***** RECORDS TO PROCESS
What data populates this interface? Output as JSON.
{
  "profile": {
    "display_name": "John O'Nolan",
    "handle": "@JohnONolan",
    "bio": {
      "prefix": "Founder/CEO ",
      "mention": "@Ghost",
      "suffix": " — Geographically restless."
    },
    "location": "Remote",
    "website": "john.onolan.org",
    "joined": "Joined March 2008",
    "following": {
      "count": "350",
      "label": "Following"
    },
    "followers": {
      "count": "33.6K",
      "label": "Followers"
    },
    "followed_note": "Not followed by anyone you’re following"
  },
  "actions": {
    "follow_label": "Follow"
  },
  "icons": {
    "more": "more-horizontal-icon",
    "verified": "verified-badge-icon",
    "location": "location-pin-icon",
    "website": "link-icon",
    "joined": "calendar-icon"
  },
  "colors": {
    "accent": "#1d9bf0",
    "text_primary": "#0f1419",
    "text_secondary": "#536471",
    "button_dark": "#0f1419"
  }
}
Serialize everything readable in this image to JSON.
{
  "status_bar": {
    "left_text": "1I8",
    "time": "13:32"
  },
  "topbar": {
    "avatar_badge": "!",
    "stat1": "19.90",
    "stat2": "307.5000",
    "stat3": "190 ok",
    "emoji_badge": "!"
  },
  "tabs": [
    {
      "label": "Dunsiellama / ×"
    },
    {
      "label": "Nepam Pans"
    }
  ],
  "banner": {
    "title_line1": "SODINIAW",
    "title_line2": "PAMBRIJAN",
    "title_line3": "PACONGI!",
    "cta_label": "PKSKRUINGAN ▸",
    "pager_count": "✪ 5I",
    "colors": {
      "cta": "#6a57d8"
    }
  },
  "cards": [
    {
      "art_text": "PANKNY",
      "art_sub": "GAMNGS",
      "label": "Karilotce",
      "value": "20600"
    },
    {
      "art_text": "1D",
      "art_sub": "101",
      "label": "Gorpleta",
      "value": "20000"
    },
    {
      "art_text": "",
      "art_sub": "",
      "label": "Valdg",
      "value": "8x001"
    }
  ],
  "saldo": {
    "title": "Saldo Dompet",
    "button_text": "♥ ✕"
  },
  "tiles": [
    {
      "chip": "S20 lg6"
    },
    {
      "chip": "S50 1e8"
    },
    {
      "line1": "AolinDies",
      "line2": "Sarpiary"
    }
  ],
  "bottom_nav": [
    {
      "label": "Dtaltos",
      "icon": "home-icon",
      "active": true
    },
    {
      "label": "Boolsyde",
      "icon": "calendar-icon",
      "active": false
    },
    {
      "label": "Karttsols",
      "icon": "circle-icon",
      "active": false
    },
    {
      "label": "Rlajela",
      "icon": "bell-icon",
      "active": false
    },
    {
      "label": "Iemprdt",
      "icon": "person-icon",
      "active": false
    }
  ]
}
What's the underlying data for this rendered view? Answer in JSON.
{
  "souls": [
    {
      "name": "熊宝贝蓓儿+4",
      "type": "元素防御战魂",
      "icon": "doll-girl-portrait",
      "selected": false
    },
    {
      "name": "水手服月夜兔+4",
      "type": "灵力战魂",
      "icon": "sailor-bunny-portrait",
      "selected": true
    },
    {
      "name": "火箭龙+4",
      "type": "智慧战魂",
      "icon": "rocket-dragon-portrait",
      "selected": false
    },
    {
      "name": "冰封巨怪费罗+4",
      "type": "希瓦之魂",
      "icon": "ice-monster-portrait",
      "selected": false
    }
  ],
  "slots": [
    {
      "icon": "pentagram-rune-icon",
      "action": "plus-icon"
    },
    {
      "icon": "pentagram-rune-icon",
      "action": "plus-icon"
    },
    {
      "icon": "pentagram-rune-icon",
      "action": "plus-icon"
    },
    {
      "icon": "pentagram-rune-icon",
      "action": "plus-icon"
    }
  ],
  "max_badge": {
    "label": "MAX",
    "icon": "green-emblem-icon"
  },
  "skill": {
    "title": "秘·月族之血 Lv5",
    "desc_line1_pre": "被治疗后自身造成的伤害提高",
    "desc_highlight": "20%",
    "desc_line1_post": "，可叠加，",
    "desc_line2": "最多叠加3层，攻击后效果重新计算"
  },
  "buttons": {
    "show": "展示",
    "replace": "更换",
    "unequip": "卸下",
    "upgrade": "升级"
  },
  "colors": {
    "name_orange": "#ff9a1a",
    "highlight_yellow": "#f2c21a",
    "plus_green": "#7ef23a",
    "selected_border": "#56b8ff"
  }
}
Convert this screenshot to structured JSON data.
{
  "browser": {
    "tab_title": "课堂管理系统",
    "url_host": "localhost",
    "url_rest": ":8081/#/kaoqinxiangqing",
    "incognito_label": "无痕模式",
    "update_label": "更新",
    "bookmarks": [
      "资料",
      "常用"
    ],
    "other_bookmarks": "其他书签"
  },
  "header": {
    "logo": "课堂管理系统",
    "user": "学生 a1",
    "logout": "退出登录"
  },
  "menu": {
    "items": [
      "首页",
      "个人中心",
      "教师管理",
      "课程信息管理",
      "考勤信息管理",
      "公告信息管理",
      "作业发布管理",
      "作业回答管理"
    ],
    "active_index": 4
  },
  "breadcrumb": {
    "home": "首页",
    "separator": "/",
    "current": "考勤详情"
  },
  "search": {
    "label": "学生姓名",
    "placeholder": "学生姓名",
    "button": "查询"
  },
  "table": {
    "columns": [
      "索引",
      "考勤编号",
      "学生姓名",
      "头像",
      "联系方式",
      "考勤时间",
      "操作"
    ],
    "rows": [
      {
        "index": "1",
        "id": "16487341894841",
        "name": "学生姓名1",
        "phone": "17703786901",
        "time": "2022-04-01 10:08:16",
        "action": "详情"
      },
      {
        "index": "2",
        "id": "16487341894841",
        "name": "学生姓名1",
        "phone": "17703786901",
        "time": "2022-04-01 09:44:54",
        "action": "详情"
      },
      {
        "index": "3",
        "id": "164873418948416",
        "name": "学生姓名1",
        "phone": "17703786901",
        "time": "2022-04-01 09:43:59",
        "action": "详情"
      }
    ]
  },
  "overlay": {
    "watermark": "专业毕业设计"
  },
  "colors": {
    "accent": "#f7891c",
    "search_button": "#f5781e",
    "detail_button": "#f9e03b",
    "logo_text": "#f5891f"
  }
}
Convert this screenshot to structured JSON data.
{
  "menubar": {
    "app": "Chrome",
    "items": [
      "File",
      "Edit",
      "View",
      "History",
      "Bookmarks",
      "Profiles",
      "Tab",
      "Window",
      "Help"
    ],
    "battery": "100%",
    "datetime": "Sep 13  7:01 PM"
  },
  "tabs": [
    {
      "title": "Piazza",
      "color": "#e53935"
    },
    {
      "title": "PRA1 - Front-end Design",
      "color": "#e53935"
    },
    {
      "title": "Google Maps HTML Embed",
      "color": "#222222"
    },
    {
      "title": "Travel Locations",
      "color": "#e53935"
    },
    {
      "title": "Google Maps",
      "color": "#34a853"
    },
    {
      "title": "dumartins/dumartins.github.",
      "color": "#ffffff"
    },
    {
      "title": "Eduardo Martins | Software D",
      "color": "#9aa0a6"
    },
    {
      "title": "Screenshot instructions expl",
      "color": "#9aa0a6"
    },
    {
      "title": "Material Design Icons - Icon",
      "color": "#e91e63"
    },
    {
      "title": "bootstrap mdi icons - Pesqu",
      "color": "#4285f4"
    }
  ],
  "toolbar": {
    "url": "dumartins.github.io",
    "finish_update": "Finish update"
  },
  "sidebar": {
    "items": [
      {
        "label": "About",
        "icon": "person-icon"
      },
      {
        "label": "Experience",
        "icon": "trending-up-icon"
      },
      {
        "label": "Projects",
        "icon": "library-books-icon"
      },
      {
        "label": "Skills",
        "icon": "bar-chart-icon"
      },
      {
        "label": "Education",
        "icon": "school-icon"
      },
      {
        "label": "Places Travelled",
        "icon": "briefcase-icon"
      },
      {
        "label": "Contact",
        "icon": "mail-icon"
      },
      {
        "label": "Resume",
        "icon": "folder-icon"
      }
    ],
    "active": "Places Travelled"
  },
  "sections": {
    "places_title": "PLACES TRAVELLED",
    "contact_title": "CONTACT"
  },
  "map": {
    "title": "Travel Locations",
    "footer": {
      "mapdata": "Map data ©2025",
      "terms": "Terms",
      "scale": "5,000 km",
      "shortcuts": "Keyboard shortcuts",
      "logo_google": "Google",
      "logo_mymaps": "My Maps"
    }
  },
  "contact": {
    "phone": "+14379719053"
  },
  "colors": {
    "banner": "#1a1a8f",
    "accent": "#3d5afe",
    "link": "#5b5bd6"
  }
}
**********
What is the number of lines that contain "Maps"? Reply with that number alone.

3